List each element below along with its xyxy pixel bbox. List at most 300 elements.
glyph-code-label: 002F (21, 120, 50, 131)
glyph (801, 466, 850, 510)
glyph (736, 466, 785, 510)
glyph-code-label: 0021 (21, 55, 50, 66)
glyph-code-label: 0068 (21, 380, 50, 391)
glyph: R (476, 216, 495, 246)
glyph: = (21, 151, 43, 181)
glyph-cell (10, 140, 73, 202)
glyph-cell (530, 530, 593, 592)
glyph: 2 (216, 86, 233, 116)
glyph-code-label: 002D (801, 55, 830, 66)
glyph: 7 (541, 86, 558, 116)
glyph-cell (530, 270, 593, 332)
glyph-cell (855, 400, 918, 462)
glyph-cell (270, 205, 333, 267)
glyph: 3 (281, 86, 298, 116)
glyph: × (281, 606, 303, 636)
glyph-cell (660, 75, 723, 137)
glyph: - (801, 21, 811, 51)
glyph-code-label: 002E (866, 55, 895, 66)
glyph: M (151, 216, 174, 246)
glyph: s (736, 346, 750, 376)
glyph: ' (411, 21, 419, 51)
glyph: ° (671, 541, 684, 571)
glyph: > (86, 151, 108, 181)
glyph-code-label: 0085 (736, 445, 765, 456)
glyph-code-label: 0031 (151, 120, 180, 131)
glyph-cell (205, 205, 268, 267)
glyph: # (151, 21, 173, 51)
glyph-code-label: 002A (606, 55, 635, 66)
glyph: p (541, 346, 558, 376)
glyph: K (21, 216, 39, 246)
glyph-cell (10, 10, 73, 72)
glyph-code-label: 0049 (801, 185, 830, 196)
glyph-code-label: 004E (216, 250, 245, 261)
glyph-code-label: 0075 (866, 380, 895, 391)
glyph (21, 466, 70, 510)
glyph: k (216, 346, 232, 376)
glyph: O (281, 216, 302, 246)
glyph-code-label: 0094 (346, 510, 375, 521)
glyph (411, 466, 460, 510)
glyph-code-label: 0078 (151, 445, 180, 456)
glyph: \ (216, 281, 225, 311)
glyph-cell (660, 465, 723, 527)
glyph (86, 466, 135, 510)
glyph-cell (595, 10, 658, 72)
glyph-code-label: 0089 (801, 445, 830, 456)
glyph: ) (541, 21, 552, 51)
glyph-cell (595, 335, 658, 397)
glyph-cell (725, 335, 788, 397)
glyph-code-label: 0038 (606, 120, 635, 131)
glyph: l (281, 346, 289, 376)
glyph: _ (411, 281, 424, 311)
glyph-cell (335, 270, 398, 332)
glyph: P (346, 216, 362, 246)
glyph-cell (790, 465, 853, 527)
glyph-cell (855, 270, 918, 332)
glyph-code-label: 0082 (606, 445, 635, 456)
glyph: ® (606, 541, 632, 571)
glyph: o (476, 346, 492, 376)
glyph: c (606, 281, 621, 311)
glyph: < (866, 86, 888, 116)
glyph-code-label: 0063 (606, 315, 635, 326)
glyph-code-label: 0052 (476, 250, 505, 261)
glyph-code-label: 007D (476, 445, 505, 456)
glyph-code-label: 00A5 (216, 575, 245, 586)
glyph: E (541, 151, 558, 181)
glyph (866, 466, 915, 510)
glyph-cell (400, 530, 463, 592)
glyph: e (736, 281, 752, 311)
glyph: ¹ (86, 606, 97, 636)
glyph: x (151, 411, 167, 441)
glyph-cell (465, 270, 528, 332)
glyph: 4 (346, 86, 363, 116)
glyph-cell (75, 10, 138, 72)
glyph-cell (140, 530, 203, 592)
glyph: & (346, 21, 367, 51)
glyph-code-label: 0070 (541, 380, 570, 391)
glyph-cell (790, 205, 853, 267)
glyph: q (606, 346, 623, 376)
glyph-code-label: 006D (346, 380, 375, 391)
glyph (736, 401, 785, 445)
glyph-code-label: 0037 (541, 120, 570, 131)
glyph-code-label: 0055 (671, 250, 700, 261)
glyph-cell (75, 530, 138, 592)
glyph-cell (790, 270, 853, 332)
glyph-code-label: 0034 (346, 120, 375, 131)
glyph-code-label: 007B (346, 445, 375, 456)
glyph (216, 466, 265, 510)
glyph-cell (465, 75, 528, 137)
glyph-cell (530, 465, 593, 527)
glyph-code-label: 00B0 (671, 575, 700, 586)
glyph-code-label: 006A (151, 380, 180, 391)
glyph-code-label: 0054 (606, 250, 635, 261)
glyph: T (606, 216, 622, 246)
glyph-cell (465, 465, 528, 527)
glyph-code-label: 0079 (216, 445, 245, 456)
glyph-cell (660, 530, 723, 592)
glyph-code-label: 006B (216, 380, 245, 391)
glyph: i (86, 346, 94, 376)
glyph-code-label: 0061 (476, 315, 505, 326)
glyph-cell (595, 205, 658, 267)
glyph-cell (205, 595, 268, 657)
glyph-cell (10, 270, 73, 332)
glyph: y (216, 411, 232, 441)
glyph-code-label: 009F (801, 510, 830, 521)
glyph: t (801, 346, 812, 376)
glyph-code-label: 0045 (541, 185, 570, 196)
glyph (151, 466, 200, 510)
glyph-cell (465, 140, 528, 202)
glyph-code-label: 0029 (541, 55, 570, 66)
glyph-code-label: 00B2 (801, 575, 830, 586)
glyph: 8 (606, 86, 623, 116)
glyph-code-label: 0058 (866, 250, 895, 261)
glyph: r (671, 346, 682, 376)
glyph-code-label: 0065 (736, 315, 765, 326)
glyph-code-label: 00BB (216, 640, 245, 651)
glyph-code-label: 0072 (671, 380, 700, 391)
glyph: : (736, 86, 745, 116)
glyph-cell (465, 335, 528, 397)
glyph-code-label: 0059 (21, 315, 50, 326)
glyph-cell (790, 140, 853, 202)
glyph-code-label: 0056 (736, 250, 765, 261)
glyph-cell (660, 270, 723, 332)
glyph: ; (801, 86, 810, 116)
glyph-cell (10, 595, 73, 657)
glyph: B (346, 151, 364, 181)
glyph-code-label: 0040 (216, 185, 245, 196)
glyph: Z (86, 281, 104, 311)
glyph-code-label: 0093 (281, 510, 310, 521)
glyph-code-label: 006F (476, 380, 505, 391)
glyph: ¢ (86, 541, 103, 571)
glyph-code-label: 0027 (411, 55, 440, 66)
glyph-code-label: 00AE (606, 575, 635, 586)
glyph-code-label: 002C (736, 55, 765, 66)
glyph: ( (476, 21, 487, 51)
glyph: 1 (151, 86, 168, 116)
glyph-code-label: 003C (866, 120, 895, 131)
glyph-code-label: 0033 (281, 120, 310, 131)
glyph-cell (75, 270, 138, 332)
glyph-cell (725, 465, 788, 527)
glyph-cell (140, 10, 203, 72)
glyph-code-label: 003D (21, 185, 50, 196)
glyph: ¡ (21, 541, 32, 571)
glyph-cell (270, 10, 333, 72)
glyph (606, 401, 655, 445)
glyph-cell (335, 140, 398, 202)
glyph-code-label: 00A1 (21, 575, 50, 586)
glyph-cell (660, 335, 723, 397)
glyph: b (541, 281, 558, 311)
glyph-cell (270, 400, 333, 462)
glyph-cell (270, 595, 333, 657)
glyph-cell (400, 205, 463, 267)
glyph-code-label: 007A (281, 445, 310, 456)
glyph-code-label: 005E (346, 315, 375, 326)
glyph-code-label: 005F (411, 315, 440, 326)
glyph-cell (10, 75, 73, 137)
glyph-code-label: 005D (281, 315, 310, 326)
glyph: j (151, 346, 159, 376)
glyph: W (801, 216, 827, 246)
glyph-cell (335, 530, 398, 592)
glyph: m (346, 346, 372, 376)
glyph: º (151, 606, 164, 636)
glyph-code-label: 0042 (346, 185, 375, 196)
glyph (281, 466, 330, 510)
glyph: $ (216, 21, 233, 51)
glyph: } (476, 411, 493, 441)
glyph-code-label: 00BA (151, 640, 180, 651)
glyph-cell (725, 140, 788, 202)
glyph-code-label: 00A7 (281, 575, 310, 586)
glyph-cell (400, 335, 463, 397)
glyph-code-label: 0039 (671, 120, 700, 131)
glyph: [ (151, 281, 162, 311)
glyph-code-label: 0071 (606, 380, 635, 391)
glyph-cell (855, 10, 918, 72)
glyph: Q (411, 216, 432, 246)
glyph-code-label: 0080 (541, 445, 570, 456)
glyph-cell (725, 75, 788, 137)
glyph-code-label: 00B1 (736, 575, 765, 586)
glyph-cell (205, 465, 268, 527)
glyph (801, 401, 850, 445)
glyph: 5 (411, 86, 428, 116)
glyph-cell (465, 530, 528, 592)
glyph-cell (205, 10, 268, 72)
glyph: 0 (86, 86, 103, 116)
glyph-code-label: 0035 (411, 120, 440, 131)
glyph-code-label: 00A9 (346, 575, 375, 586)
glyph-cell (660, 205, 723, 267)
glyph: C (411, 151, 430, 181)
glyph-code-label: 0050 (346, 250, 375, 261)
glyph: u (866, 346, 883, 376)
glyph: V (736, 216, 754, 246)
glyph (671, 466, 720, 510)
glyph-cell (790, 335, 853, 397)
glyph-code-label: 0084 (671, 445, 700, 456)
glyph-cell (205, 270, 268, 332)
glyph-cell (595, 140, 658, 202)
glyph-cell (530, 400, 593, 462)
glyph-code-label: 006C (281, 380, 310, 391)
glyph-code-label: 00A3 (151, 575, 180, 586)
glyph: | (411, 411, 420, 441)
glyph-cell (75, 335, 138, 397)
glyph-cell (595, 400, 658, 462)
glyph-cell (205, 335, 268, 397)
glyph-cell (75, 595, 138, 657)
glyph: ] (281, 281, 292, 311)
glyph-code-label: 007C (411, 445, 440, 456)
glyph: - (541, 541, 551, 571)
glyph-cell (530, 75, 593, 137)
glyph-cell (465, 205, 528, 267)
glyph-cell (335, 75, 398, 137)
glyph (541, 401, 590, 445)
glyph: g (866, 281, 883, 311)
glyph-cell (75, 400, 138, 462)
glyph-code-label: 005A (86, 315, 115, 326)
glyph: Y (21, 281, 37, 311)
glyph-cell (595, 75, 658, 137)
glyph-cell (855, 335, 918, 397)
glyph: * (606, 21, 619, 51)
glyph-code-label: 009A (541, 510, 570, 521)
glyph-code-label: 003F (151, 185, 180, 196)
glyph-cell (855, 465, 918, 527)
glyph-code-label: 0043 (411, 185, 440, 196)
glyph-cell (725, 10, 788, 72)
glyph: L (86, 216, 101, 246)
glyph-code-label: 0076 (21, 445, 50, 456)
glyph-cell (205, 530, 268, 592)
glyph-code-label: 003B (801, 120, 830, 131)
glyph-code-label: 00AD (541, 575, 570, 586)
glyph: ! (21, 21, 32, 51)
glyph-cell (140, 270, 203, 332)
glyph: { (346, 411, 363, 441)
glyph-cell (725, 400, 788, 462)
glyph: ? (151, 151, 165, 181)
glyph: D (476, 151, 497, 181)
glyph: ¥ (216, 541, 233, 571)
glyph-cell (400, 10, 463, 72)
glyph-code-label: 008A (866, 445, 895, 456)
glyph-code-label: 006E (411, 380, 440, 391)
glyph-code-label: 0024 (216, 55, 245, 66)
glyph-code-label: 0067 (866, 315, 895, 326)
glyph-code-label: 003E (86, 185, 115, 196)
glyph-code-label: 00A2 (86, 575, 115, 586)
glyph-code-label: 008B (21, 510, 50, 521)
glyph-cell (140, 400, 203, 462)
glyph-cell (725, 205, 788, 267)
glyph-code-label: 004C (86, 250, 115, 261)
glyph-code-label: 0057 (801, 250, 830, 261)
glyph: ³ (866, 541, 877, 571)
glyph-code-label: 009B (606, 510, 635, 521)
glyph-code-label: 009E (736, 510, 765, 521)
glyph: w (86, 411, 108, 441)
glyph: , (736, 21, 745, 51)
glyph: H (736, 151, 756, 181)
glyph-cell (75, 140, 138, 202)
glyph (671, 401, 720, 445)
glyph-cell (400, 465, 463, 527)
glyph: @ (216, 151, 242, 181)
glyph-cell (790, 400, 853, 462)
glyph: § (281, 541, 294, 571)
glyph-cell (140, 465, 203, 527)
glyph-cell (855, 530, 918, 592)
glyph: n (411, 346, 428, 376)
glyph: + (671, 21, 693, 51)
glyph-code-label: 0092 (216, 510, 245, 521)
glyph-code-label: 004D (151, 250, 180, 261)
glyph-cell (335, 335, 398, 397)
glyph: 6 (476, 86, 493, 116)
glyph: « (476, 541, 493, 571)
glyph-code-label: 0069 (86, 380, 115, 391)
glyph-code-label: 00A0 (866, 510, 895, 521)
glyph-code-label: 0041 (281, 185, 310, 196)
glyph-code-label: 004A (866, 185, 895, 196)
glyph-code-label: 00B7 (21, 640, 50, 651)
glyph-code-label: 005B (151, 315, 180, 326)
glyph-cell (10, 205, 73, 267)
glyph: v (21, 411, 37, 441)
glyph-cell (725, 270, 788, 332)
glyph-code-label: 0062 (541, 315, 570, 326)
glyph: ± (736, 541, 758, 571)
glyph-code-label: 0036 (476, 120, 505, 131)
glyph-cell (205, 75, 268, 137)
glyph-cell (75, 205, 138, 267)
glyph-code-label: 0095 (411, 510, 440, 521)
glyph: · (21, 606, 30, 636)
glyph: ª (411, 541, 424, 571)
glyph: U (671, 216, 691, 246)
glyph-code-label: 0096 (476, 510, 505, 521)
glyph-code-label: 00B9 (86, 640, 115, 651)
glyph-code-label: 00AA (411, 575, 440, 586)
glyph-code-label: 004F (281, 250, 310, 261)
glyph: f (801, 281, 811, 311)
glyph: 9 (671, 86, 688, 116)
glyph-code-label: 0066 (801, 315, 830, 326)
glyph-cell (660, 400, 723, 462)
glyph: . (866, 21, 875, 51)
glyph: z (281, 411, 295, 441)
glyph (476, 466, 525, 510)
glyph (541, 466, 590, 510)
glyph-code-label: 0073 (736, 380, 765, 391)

____

# Given instruction:
Please reproduce the listing above word for word, starting at its first line and ending at the line that contains "glyph-code-label: 0038 (606, 120, 635, 131)".

# Reply:
List each element below along with its xyxy pixel bbox. List at most 300 elements.
glyph-code-label: 002F (21, 120, 50, 131)
glyph (801, 466, 850, 510)
glyph (736, 466, 785, 510)
glyph-code-label: 0021 (21, 55, 50, 66)
glyph-code-label: 0068 (21, 380, 50, 391)
glyph: R (476, 216, 495, 246)
glyph: = (21, 151, 43, 181)
glyph-cell (10, 140, 73, 202)
glyph-cell (530, 530, 593, 592)
glyph: 2 (216, 86, 233, 116)
glyph-code-label: 002D (801, 55, 830, 66)
glyph: 7 (541, 86, 558, 116)
glyph-cell (530, 270, 593, 332)
glyph-cell (855, 400, 918, 462)
glyph-cell (270, 205, 333, 267)
glyph: 3 (281, 86, 298, 116)
glyph: × (281, 606, 303, 636)
glyph-cell (660, 75, 723, 137)
glyph: - (801, 21, 811, 51)
glyph-code-label: 002E (866, 55, 895, 66)
glyph: M (151, 216, 174, 246)
glyph: s (736, 346, 750, 376)
glyph: ' (411, 21, 419, 51)
glyph: ° (671, 541, 684, 571)
glyph: > (86, 151, 108, 181)
glyph-code-label: 0085 (736, 445, 765, 456)
glyph-code-label: 0031 (151, 120, 180, 131)
glyph-cell (205, 205, 268, 267)
glyph: # (151, 21, 173, 51)
glyph-code-label: 002A (606, 55, 635, 66)
glyph: p (541, 346, 558, 376)
glyph: K (21, 216, 39, 246)
glyph-cell (10, 10, 73, 72)
glyph-code-label: 0049 (801, 185, 830, 196)
glyph-code-label: 004E (216, 250, 245, 261)
glyph-code-label: 0075 (866, 380, 895, 391)
glyph (21, 466, 70, 510)
glyph: k (216, 346, 232, 376)
glyph: O (281, 216, 302, 246)
glyph-code-label: 0094 (346, 510, 375, 521)
glyph (411, 466, 460, 510)
glyph-code-label: 0078 (151, 445, 180, 456)
glyph: \ (216, 281, 225, 311)
glyph-cell (660, 465, 723, 527)
glyph (86, 466, 135, 510)
glyph-cell (595, 10, 658, 72)
glyph-code-label: 0089 (801, 445, 830, 456)
glyph: ) (541, 21, 552, 51)
glyph-cell (595, 335, 658, 397)
glyph-cell (725, 335, 788, 397)
glyph-code-label: 0038 (606, 120, 635, 131)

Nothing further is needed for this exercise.